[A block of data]
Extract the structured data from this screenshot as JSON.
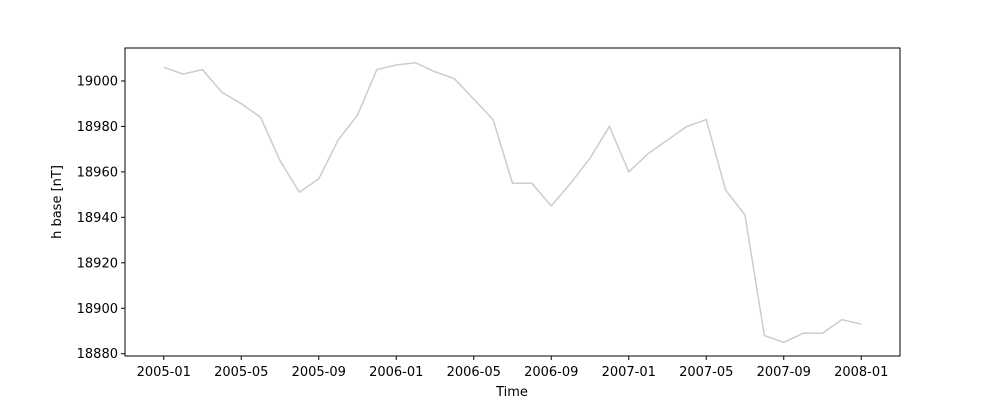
{
  "chart_data": {
    "type": "line",
    "xlabel": "Time",
    "ylabel": "h base [nT]",
    "x": [
      "2005-01",
      "2005-02",
      "2005-03",
      "2005-04",
      "2005-05",
      "2005-06",
      "2005-07",
      "2005-08",
      "2005-09",
      "2005-10",
      "2005-11",
      "2005-12",
      "2006-01",
      "2006-02",
      "2006-03",
      "2006-04",
      "2006-05",
      "2006-06",
      "2006-07",
      "2006-08",
      "2006-09",
      "2006-10",
      "2006-11",
      "2006-12",
      "2007-01",
      "2007-02",
      "2007-03",
      "2007-04",
      "2007-05",
      "2007-06",
      "2007-07",
      "2007-08",
      "2007-09",
      "2007-10",
      "2007-11",
      "2007-12",
      "2008-01"
    ],
    "series": [
      {
        "color": "#cccccc",
        "values": [
          19006,
          19003,
          19005,
          18995,
          18990,
          18984,
          18965,
          18951,
          18957,
          18974,
          18985,
          19005,
          19007,
          19008,
          19004,
          19001,
          18992,
          18983,
          18955,
          18955,
          18945,
          18955,
          18966,
          18980,
          18960,
          18968,
          18974,
          18980,
          18983,
          18952,
          18941,
          18888,
          18885,
          18889,
          18889,
          18895,
          18893
        ]
      }
    ],
    "xlim": [
      "2004-11",
      "2008-03"
    ],
    "xticks": [
      "2005-01",
      "2005-05",
      "2005-09",
      "2006-01",
      "2006-05",
      "2006-09",
      "2007-01",
      "2007-05",
      "2007-09",
      "2008-01"
    ],
    "ylim": [
      18879,
      19014.5
    ],
    "yticks": [
      18880,
      18900,
      18920,
      18940,
      18960,
      18980,
      19000
    ]
  }
}
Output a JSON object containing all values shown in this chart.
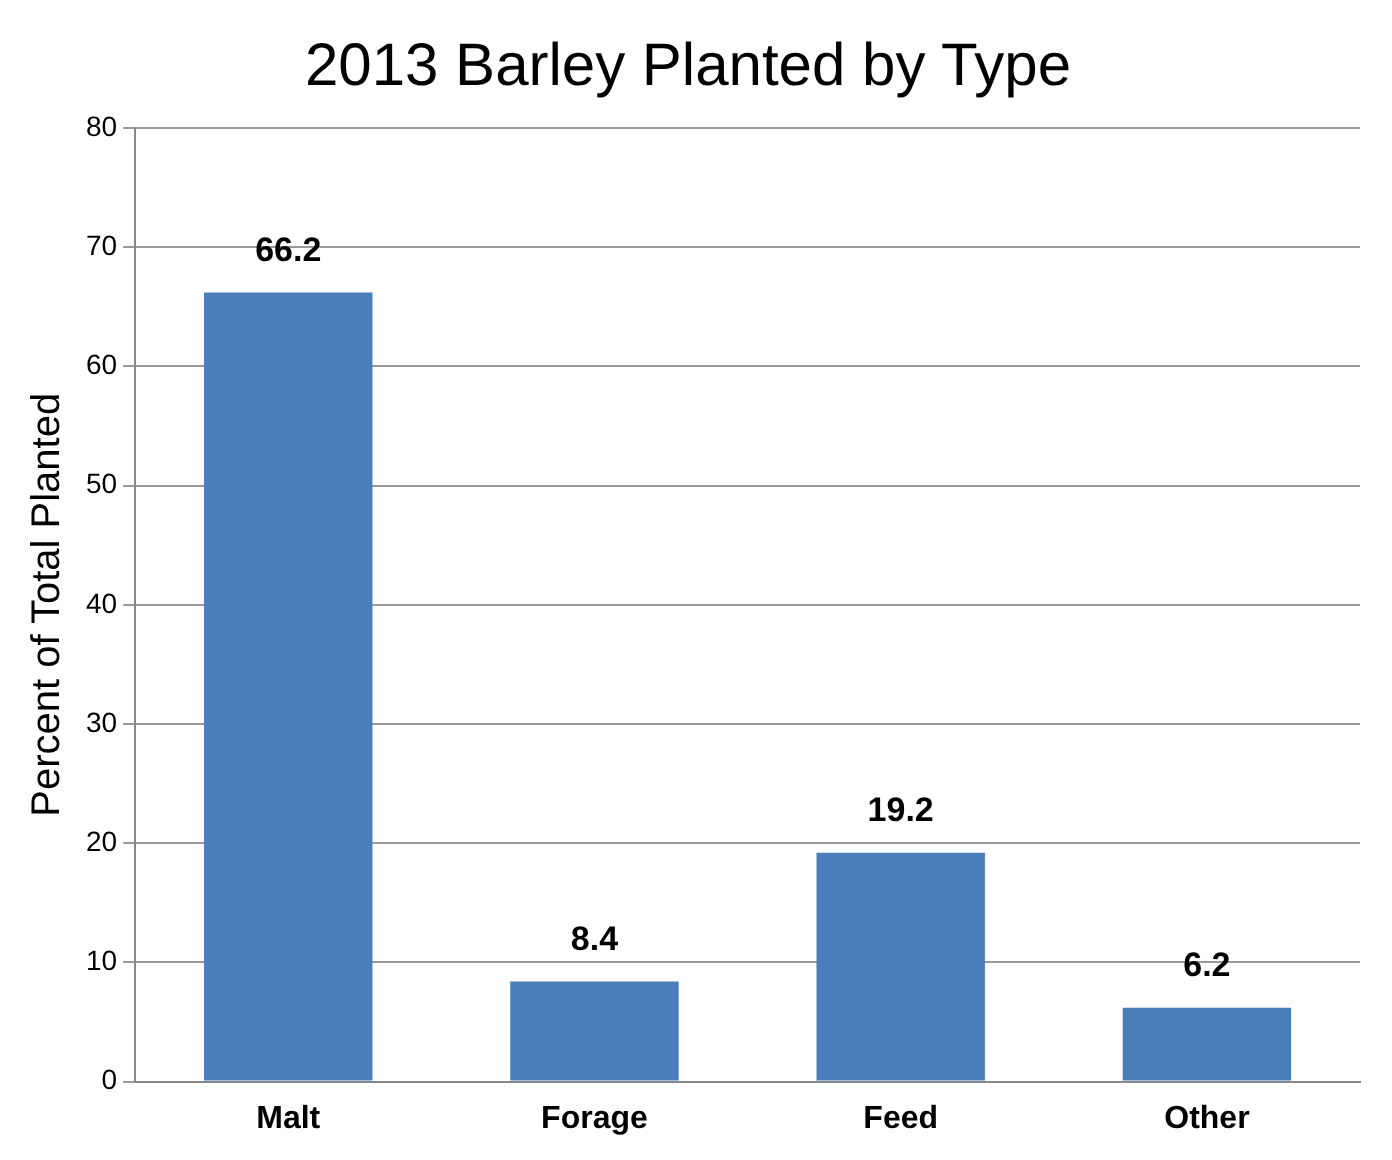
{
  "chart_data": {
    "type": "bar",
    "title": "2013 Barley Planted by Type",
    "ylabel": "Percent of Total Planted",
    "categories": [
      "Malt",
      "Forage",
      "Feed",
      "Other"
    ],
    "values": [
      66.2,
      8.4,
      19.2,
      6.2
    ],
    "color": "#4a7ebb",
    "ylim": [
      0,
      80
    ],
    "yticks": [
      0,
      10,
      20,
      30,
      40,
      50,
      60,
      70,
      80
    ],
    "grid": "y",
    "data_labels": true
  }
}
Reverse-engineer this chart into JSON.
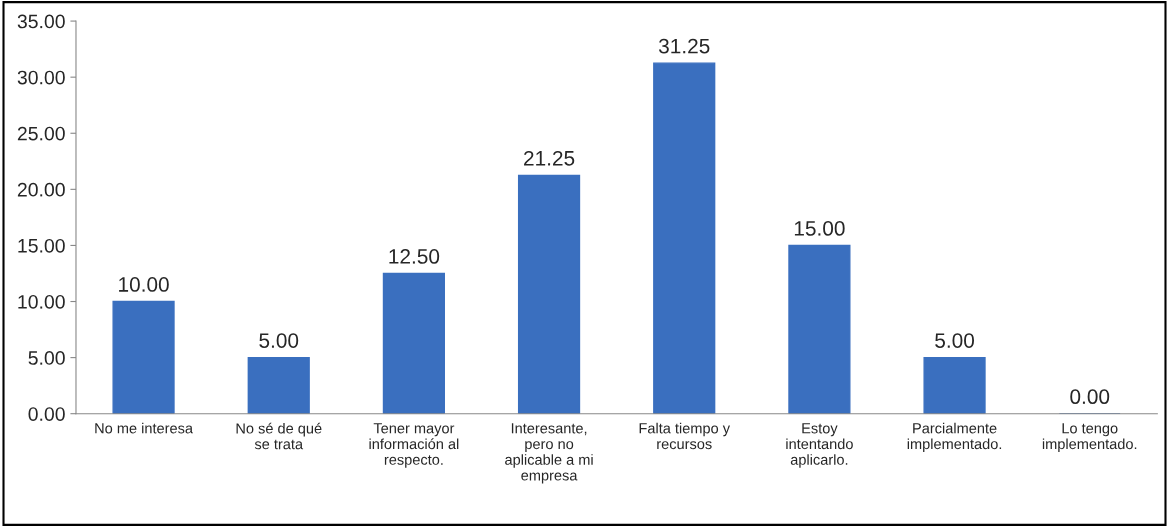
{
  "chart_data": {
    "type": "bar",
    "categories": [
      "No me interesa",
      "No sé de qué\nse trata",
      "Tener mayor\ninformación al\nrespecto.",
      "Interesante,\npero no\naplicable a mi\nempresa",
      "Falta tiempo y\nrecursos",
      "Estoy\nintentando\naplicarlo.",
      "Parcialmente\nimplementado.",
      "Lo tengo\nimplementado."
    ],
    "values": [
      10,
      5,
      12.5,
      21.25,
      31.25,
      15,
      5,
      0
    ],
    "value_labels": [
      "10.00",
      "5.00",
      "12.50",
      "21.25",
      "31.25",
      "15.00",
      "5.00",
      "0.00"
    ],
    "color": "#3a6fbf",
    "ylim": [
      0,
      35
    ],
    "yticks": [
      {
        "value": 0,
        "label": "0.00"
      },
      {
        "value": 5,
        "label": "5.00"
      },
      {
        "value": 10,
        "label": "10.00"
      },
      {
        "value": 15,
        "label": "15.00"
      },
      {
        "value": 20,
        "label": "20.00"
      },
      {
        "value": 25,
        "label": "25.00"
      },
      {
        "value": 30,
        "label": "30.00"
      },
      {
        "value": 35,
        "label": "35.00"
      }
    ],
    "grid": false,
    "legend": false
  }
}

__TASK OBJECTIVE__. Report only the number of lines in the listing that contain the word "color".

__WRITTEN SOLUTION__. 3